### Excerpt to read
Not long ago I skimmed through an online discussion over whether or not Paul learned about the gospel of Jesus from other apostles like Peter and James, or whether he relied entirely on direct revelation from the spiritual Lord.
One side pointed to the letter to the Galatians where Paul said that he was not impressed with the status of “pillars” in the Jerusalem church like Peter, James and John, and insisted that all he knew about the gospel he knew because he was taught it by (the heavenly) Jesus Christ himself. So Galatians 1:11-12, 15-17
11 And I make known to you, brethren, the good news that were proclaimed by me, that it is not according to man,
12 for neither did I from man receive it, nor was I taught [it], but through a revelation of Jesus Christ, . . .
15 and when God was well pleased — having separated me from the womb of my mother, and having called [me] through His grace —
16 to reveal His Son in me, that I might proclaim him good news among the nations, immediately I conferred not with flesh and blood,
17 nor did I go up to Jerusalem unto those who were apostles before me, but I went away to Arabia
They also pointed to 1 Corinthians 11:23ff where Paul said that he learned about the Last Supper ritual from Jesus himself:
23 For I — I received from the Lord that which also I did deliver to you, that the Lord Jesus in the night in which he was delivered up, took bread,
24 and having given thanks, he brake, and said, `Take ye, eat ye, this is my body, that for you is being broken; this do ye — to the remembrance of me.’
But then the other side of the discussion responded by saying that by pointing to those scriptures to decide the point people were being a bit naughty by only selecting verses that supported their view and were overlooking others that would place these verses in a different context and change the whole direction of the debate.
The passage this side pointed to in order to demonstrate that Paul really did indeed hear the message of Jesus from other apostles like Peter was this in 1 Corinthians 15:1-4
1 And I make known to you, brethren, the good news that I proclaimed to you, which also ye did receive, in which also ye have stood,
2 through which also ye are being saved, in what words I proclaimed good news to you, if ye hold fast, except ye did believe in vain,
3 for I delivered to you first, what also I did receive, that Christ died for our sins, according to the Writings,
4 and that he was buried, and that he hath risen on the third day, according to the Writings,
And then follows the list of eyewitnesses to the resurrected Christ:
5 and that he appeared to Cephas, then to the twelve,
6 afterwards he appeared to above five hundred brethren at once, of whom the greater part remain till now, and certain also did fall asleep;
7 afterwards he appeared to James, then to all the apostles.
8 And last of all — as to the untimely birth — he appeared also to me,
9 for I am the least of the apostles, who am not worthy to be called an apostle, because I did persecute the assembly of God, . . .
It is plain that the list of eyewitnesses was not part of what was delivered to Paul by Peter or others since the list includes his own name. The good news that he received and preached was the death and resurrection of Jesus Christ. More specifically, Paul says that the good news was the event of Christ’s death and resurrection “according to the Scriptures/Writings”.
The argument was that it was clear that Paul here is indicating that he received the good news by oral tradition via other human messengers. Therefore, the other passages where Paul said he received the message from Jesus should be interpreted as meaning that he received it from Jesus through these humanoid persons.
I had to leave the debate behind at that point, but looking back I wonder how it continued.

### Dataset records
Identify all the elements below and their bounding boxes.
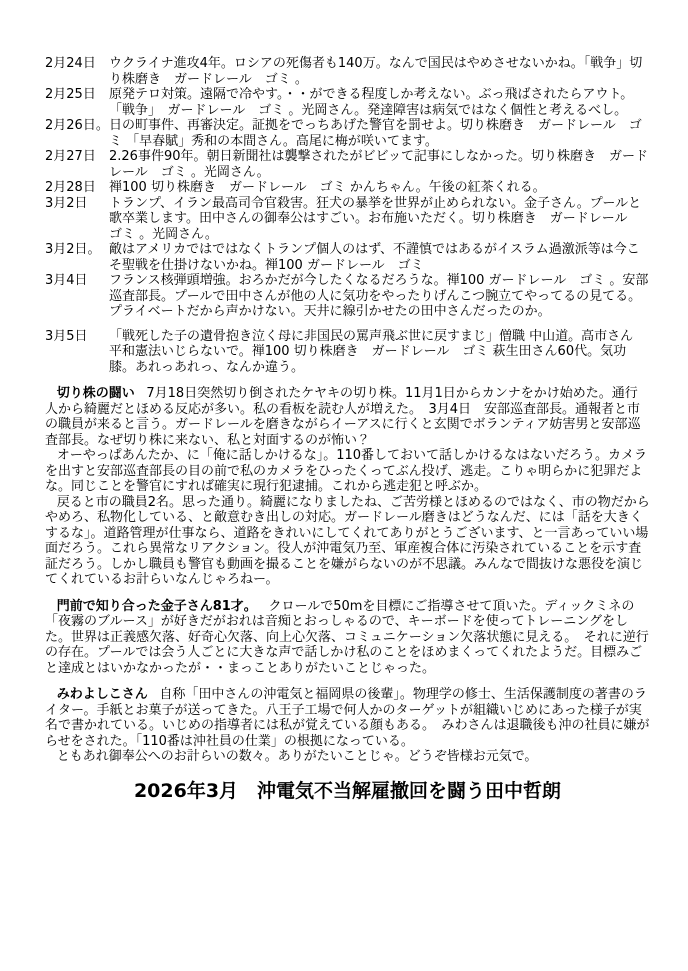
---
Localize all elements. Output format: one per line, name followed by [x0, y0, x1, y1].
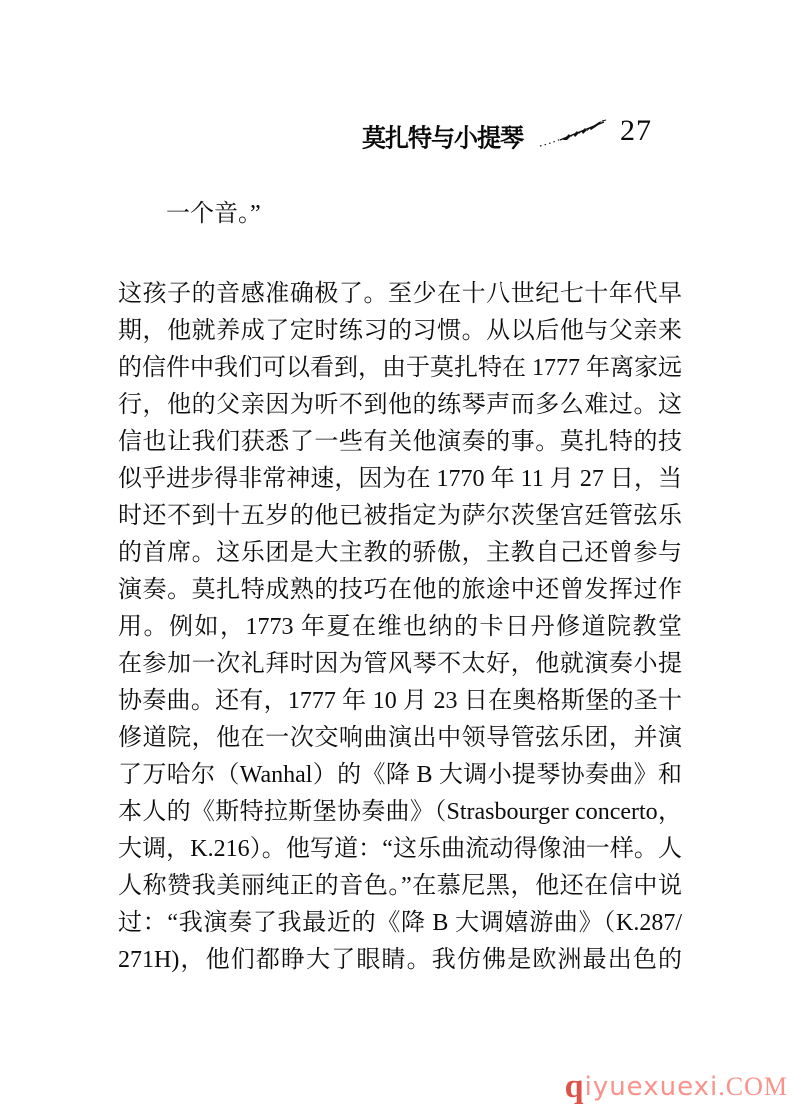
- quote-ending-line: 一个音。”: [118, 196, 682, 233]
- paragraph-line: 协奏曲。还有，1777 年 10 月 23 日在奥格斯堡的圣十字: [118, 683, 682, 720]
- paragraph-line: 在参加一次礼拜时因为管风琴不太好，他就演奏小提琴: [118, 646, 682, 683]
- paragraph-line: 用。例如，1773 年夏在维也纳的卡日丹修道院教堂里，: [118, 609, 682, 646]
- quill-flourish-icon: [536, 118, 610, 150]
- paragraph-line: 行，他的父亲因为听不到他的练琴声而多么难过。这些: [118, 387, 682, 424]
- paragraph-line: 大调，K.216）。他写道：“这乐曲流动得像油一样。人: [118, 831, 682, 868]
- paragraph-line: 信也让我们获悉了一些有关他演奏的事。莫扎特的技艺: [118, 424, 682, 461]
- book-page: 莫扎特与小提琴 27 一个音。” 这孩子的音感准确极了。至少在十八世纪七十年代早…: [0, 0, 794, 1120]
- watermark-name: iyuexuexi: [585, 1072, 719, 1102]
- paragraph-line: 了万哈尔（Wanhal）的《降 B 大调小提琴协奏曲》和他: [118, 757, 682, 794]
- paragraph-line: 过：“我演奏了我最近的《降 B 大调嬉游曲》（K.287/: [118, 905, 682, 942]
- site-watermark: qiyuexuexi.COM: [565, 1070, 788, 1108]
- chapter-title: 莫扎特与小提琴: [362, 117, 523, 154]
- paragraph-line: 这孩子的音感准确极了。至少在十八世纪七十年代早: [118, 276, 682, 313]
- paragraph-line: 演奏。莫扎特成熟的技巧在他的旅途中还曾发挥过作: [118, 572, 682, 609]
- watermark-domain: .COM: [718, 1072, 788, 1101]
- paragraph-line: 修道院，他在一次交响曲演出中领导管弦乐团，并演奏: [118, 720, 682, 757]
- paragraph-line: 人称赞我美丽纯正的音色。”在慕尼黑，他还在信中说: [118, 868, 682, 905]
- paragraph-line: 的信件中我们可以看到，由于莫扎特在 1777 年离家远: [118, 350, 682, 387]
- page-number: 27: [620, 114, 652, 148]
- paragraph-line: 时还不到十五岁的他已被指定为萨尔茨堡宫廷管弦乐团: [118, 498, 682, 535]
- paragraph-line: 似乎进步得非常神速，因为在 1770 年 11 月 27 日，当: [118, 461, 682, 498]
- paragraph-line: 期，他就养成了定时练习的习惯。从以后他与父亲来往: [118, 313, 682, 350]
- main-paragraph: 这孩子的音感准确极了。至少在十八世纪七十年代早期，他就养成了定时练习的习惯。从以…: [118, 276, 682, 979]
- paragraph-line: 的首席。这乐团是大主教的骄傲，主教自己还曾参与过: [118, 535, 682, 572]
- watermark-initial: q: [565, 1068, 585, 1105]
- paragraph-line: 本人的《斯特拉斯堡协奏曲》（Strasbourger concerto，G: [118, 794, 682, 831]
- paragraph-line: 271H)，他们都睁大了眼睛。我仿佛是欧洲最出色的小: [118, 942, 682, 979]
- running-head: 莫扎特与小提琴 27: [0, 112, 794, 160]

### Task requirements
**A)** Transcribe the essay on Paul from "The argument was" to "these humanoid persons.".
**B)** Answer these questions from the essay on Paul.
(i) Which chapter and verses of 1 Corinthians does one side cite to show that Paul learned about the Last Supper from Jesus himself?
(ii) According to the quoted Galatians passage, where did Paul go instead of going up to Jerusalem?
(iii) Why does the essay say the list of eyewitnesses was not part of what Peter or others delivered to Paul?
Answer from the essay on Paul alone, not from the lines.

### Answers for this exercise
**A)**
The argument was that it was clear that Paul here is indicating that he received the good news by oral tradition via other human messengers. Therefore, the other passages where Paul said he received the message from Jesus should be interpreted as meaning that he received it from Jesus through these humanoid persons.

**B)**
(i) 1 Corinthians 11:23ff.
(ii) Arabia.
(iii) The list includes Paul's own name.